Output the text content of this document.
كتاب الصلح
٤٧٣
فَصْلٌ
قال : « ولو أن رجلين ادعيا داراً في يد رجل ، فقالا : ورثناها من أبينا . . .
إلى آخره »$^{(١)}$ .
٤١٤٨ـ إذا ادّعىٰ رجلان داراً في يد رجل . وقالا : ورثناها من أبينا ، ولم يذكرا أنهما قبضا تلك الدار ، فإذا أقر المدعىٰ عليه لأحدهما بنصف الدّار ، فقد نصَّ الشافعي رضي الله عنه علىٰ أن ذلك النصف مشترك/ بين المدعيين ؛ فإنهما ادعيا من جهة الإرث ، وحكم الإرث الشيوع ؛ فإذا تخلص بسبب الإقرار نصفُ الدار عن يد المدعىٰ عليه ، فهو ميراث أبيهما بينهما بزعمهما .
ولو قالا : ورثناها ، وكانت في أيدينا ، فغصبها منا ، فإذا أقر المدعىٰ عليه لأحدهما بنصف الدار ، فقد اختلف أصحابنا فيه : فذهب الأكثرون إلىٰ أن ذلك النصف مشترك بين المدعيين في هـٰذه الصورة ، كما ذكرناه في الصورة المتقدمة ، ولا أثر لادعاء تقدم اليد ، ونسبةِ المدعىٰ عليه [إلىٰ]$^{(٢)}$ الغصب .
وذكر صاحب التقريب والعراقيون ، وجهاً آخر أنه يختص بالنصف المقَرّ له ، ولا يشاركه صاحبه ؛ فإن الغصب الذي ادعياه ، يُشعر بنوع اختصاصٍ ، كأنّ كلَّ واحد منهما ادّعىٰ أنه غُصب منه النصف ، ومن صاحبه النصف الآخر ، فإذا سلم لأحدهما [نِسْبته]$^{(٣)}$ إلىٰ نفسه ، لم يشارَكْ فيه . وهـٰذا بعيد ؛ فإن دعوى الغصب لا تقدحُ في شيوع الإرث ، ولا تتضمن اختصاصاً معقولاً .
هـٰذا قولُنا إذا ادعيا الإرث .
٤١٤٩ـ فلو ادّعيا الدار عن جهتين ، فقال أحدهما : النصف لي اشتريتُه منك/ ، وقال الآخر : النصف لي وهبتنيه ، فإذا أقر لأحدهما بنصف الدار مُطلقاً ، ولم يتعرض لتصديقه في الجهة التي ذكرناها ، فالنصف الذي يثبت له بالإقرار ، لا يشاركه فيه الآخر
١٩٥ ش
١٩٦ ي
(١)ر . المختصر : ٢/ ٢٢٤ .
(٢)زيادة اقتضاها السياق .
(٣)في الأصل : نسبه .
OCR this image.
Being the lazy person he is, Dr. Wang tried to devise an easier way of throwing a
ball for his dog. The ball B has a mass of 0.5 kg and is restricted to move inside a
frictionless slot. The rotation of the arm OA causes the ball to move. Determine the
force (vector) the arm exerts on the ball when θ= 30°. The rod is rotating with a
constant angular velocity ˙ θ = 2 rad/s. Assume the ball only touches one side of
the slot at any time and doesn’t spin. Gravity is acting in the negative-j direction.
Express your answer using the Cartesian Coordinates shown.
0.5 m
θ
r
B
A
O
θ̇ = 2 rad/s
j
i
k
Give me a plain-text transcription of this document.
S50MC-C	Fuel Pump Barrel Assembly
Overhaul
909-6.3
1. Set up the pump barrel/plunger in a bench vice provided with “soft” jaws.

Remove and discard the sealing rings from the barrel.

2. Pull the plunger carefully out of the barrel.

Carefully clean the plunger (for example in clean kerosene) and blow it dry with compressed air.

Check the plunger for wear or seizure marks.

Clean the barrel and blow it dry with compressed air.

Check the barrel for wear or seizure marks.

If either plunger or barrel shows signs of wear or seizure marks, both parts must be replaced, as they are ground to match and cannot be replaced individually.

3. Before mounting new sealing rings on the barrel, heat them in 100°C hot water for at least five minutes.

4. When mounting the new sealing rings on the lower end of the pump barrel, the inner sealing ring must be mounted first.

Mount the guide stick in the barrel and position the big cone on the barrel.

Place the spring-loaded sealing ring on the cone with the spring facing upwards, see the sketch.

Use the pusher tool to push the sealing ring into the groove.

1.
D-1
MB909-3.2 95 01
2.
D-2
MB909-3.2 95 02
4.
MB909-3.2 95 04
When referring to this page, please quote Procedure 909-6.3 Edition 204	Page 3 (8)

===============

What the task requires:
Copy every line of the material in which the word "mounting" occurs.

Reply:
3. Before mounting new sealing rings on the barrel, heat them in 100°C hot water for at least five minutes.
4. When mounting the new sealing rings on the lower end of the pump barrel, the inner sealing ring must be mounted first.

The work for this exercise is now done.